EXCERPT PROVIDED »
--- START ---
24. Inability to perform study baseline red blood cell (RBC) type and crossmatch, phenotype (and genotype, if applicable) or lack of available baseline data on RBC phenotype (or genotype, if applicable).
25. Unable or not willing to agree to the evaluation of RBC antigens by phenotyping or genotyping.
26. Unable or not willing to comply with the protocol and the visit schedule restrictions and assessments therein.

Study Plan

How is the study designed?

Design Details

• Primary Purpose: Treatment
• Allocation: Non-Randomized
• Interventional Model: Sequential Assignment
• Masking: None (Open Label)

Number of Arms

4

Arms and Interventions

Participant Group / Arm	Intervention / Treatment
Experimental: Part A (Dose Escalation) Cohort 1- 150 mg/300 mg; This is the initial dose cohort with accelerated dose escalation design. If ≥ 1 out of the 3 participants in the cohort experience a related Grade ≥3 AE or study-specific safety event, the cohort will expand to 6 participants.	Drug: CID-103; Following an initial priming dose of 150 mg on Week 1, participants will receive CID-103 at the higher target dose administered for up to a maximum treatment duration of 49 weeks, in the absence of treatment failure or stopping criteria.
Experimental: Part A (Dose Escalation) Cohort 2- 150 mg/600 mg; This is the second dose cohort with accelerated dose escalation design. If ≥ 1 out of the 3 participants in the cohort experience a related Grade ≥3 AE or study-specific safety event, the cohort will expand to 6 participants.	Drug: CID-103; Following an initial priming dose of 150 mg on Week 1, participants will receive CID-103 at the higher target dose administered for up to a maximum treatment duration of 49 weeks, in the absence of treatment failure or stopping criteria.
Experimental: Part A (Dose Escalation) Cohort 3- 150 mg/900 mg; This is the third dose cohort with accelerated dose escalation design. If ≥ 1 out of the 3 participants in the cohort experience a related Grade ≥3 AE or study-specific safety event, the cohort will expand to 6 participants.	Drug: CID-103; Following an initial priming dose of 150 mg on Week 1, participants will receive CID-103 at the higher target dose administered for up to a maximum treatment duration of 49 weeks, in the absence of treatment failure or stopping criteria.
Experimental: Part B cohort- 150 mg/dose selected from Part A; Following an initial priming dose of 150 mg on Week 1, participants will receive CID-103 at their target dose administered.	Drug: CID-103; Following an initial priming dose of 150 mg on Week 1, participants will receive CID-103 at the higher target dose administered for up to a maximum treatment duration of 49 weeks, in the absence of treatment failure or stopping criteria.
--- END ---
RECORDS SHOWN »
--- START ---
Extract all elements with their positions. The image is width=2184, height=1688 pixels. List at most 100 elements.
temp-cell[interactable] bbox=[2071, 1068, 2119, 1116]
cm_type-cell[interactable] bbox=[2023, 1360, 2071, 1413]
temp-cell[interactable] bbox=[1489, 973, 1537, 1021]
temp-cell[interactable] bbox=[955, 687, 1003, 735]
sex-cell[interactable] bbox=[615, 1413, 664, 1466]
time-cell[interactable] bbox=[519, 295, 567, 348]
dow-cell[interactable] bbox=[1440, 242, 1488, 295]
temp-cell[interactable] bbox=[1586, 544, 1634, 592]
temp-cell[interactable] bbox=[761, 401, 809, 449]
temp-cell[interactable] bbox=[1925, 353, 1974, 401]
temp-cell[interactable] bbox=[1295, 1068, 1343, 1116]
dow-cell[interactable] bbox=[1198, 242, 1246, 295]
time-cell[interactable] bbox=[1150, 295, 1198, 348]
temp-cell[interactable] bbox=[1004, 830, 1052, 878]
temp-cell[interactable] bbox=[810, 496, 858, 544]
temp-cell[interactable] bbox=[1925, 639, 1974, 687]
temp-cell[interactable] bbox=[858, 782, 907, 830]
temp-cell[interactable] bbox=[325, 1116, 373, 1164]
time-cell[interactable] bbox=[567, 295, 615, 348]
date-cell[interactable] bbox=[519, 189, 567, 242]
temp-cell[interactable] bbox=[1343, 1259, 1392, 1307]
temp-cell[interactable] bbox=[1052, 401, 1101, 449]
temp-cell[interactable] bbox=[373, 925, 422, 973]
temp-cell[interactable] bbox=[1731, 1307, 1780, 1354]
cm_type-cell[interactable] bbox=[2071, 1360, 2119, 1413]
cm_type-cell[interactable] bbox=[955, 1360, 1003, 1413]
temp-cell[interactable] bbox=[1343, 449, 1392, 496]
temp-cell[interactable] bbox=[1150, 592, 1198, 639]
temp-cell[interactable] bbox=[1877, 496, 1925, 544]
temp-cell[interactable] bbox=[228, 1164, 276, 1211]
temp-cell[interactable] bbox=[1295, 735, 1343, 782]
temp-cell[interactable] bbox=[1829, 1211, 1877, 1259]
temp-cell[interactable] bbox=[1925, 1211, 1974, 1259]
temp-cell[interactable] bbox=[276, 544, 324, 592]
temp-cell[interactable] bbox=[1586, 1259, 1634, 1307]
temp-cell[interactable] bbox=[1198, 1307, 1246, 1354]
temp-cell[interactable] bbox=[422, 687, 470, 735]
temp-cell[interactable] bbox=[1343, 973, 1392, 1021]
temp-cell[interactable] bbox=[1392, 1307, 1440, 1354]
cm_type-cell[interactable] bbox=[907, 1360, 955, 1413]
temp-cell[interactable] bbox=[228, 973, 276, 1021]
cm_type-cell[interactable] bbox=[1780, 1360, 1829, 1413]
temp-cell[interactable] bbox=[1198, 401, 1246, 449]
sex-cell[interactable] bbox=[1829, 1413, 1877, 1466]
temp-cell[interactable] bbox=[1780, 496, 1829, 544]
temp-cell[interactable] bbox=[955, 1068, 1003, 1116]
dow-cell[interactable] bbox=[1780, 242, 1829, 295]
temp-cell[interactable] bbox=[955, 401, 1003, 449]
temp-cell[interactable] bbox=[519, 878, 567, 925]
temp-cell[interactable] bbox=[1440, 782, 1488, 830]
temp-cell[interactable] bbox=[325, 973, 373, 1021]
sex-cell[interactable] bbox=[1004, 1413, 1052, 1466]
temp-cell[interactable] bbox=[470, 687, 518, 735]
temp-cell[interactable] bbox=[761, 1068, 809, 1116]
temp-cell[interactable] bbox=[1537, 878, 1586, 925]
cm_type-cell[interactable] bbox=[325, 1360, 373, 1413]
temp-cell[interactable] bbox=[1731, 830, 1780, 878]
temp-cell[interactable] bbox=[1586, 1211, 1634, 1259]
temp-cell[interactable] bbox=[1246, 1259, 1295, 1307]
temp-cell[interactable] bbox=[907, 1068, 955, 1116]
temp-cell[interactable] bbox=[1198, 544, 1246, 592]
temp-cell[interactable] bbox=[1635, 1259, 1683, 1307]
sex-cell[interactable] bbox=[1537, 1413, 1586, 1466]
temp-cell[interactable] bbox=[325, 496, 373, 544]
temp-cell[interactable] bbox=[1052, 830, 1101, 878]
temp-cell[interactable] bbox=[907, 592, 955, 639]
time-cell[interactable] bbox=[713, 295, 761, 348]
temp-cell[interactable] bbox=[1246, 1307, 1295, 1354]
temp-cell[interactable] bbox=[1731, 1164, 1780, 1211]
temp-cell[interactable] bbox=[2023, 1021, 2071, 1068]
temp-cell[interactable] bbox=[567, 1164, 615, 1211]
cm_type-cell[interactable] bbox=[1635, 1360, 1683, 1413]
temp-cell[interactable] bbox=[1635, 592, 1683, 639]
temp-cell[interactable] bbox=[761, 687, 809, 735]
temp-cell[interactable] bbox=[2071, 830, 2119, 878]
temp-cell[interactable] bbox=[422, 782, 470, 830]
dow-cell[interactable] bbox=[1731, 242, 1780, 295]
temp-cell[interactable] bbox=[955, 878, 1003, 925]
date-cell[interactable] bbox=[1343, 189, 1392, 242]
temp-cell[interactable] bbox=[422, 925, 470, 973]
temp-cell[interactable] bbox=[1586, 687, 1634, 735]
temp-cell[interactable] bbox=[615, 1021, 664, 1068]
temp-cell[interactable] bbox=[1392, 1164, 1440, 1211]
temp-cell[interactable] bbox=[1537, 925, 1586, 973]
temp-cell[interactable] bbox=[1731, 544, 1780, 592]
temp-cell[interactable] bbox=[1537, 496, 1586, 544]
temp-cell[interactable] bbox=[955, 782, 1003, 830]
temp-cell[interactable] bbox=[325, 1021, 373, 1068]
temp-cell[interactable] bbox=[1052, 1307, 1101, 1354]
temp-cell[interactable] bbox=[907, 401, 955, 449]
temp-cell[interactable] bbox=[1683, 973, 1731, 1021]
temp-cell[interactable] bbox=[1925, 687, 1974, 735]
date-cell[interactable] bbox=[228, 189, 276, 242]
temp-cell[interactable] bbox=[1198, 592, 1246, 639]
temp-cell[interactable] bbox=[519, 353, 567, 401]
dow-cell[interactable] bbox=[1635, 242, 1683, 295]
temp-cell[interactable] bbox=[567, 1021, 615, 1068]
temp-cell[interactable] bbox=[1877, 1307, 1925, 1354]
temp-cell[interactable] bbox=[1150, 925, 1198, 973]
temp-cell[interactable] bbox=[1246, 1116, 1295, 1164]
--- END ---
WHAT NEEDS TO BE DONE » Edit the study listing, starting with "How is the study" and going on through "None (Open Label)", so that "Sequential" reads "Parallel". Work from the study listing alone, not from the lines.

ANSWER TO THIS TASK »
How is the study designed?

Design Details

• Primary Purpose: Treatment
• Allocation: Non-Randomized
• Interventional Model: Parallel Assignment
• Masking: None (Open Label)